REQUIREMENT
Return all lines where the word "JSON" can be found.

DATA FOR THIS EXERCISE
========================================

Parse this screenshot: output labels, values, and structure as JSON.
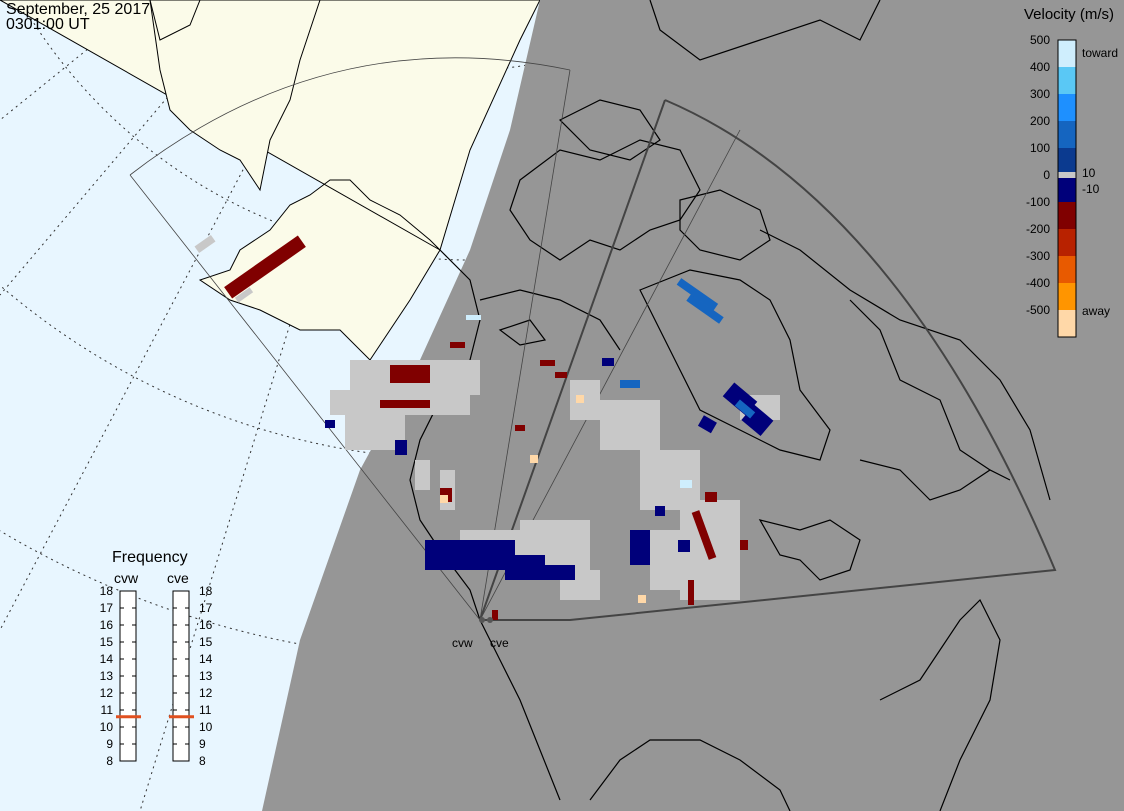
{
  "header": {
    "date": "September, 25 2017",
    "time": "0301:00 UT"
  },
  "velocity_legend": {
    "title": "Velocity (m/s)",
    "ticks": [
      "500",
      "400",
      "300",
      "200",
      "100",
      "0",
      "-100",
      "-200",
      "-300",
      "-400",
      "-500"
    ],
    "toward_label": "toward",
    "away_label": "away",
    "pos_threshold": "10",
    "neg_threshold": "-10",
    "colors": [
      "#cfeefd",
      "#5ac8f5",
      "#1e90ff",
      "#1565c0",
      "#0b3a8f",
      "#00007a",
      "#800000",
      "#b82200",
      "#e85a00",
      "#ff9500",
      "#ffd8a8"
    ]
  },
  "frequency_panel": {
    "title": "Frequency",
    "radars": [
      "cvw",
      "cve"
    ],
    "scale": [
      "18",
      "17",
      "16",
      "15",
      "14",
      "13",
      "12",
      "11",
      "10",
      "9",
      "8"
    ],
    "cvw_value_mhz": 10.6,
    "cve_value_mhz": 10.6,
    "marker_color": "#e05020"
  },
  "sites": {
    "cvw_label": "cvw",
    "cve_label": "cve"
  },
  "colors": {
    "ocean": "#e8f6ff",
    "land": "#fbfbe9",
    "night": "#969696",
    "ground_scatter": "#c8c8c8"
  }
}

========================================

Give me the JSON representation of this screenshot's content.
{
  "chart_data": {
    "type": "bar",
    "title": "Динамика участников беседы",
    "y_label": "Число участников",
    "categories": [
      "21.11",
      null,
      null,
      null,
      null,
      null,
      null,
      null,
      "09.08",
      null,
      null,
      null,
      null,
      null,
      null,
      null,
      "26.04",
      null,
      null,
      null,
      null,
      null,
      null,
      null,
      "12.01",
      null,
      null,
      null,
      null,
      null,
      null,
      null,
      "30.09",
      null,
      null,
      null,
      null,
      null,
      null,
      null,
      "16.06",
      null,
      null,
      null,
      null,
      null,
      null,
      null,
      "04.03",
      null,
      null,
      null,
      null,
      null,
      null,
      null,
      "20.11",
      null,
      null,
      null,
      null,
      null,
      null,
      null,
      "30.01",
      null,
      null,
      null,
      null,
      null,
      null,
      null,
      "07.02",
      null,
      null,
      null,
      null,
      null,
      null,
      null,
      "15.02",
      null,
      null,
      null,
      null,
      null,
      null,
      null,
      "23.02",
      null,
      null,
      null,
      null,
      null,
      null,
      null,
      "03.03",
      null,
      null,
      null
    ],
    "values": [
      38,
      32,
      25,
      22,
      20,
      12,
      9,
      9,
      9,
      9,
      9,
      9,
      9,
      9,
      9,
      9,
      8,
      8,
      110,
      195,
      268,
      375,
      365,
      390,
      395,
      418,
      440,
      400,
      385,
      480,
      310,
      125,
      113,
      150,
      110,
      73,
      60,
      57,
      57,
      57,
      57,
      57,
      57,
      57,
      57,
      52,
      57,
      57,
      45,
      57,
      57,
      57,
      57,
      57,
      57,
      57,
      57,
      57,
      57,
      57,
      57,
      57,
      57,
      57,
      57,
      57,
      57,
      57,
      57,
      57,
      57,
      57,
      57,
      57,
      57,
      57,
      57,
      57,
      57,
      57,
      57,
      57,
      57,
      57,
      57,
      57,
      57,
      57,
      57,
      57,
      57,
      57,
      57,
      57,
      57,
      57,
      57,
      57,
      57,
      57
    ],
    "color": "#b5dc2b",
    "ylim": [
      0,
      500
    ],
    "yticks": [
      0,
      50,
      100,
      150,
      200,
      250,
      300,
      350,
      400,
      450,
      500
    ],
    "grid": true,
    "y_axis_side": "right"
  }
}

========================================

RESULT
Parse this screenshot: output labels, values, and structure as JSON.
Give me the JSON representation of this screenshot's content.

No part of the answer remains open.